Identify every line in the records below that contains the word "Affald", and reproduce each one.

======== INFORMATION PROVIDED

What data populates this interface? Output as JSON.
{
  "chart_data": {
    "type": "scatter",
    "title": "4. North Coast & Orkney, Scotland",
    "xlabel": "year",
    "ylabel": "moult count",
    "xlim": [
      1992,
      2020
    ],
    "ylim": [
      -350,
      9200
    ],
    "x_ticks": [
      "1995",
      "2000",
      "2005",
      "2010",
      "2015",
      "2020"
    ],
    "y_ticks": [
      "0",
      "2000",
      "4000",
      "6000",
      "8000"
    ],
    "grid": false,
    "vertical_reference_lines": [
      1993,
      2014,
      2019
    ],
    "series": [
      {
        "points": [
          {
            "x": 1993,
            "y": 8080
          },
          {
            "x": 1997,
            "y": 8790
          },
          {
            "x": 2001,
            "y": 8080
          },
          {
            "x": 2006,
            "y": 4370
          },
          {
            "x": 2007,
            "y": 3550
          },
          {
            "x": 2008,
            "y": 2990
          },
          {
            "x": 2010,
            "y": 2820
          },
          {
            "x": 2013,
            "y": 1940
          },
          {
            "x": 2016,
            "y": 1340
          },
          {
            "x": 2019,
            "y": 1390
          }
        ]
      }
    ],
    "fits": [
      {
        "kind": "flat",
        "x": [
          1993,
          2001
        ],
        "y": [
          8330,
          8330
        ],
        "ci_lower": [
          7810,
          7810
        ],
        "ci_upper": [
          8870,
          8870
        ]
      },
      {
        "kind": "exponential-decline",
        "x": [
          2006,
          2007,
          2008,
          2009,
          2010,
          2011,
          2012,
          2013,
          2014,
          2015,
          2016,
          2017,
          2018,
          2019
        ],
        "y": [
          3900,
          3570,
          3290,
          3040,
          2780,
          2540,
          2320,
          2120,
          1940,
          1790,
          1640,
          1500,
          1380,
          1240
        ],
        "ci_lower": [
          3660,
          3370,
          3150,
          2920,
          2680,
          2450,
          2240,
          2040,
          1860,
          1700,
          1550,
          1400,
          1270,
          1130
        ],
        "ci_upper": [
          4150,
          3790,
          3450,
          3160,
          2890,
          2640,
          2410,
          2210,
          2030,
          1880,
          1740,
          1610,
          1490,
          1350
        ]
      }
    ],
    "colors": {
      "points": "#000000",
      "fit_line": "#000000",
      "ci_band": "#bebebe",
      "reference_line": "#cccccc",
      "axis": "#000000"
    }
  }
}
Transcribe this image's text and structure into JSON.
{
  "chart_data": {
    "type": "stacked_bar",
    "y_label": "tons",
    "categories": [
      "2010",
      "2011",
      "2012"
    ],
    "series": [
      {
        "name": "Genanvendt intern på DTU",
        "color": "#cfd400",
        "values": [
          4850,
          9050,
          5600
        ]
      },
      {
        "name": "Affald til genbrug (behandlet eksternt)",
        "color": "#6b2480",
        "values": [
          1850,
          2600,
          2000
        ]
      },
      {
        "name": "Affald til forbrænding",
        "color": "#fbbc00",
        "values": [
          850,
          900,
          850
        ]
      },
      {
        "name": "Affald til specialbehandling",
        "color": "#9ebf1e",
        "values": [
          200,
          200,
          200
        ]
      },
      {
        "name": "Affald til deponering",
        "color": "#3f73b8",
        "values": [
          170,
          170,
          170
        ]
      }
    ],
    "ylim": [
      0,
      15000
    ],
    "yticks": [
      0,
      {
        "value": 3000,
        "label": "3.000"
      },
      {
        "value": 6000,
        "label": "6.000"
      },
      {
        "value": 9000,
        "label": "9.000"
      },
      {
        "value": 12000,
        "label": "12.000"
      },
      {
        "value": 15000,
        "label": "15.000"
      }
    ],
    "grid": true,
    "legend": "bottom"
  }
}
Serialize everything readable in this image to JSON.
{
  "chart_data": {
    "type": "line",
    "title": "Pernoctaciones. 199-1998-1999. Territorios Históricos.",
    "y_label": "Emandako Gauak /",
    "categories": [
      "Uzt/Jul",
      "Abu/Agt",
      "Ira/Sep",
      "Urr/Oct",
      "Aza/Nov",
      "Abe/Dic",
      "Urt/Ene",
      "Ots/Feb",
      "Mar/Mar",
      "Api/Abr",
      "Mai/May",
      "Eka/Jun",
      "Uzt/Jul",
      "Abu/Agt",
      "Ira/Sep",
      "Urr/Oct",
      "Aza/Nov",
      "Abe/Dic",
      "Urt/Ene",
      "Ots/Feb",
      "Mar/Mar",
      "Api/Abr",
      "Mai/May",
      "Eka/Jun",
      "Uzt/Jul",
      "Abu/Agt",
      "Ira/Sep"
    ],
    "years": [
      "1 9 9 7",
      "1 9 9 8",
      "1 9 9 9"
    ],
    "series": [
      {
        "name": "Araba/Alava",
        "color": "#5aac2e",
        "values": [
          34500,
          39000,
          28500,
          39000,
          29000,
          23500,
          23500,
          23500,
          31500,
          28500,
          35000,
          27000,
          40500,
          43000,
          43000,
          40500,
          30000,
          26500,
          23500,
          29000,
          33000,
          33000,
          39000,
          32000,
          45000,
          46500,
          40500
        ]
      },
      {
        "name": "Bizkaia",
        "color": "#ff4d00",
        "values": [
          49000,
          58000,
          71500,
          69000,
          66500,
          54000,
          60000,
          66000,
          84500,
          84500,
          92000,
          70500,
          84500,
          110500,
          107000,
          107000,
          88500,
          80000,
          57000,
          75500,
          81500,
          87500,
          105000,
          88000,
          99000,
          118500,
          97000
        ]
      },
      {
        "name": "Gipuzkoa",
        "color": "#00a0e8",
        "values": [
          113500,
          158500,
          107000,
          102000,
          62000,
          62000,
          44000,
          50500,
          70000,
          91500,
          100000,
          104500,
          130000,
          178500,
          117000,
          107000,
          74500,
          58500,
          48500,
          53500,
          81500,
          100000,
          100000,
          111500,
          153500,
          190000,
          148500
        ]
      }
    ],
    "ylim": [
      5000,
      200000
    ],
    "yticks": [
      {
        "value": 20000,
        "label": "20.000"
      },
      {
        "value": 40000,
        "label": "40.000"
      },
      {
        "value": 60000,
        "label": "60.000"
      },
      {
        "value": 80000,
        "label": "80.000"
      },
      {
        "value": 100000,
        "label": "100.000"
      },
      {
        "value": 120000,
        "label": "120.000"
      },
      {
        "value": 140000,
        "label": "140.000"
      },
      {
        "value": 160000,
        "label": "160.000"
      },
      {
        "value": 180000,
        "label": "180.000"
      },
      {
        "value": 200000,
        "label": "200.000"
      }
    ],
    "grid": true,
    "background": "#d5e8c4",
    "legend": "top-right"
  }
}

================

**FULL SOLUTION:**
        "name": "Affald til genbrug (behandlet eksternt)",
        "name": "Affald til forbrænding",
        "name": "Affald til specialbehandling",
        "name": "Affald til deponering",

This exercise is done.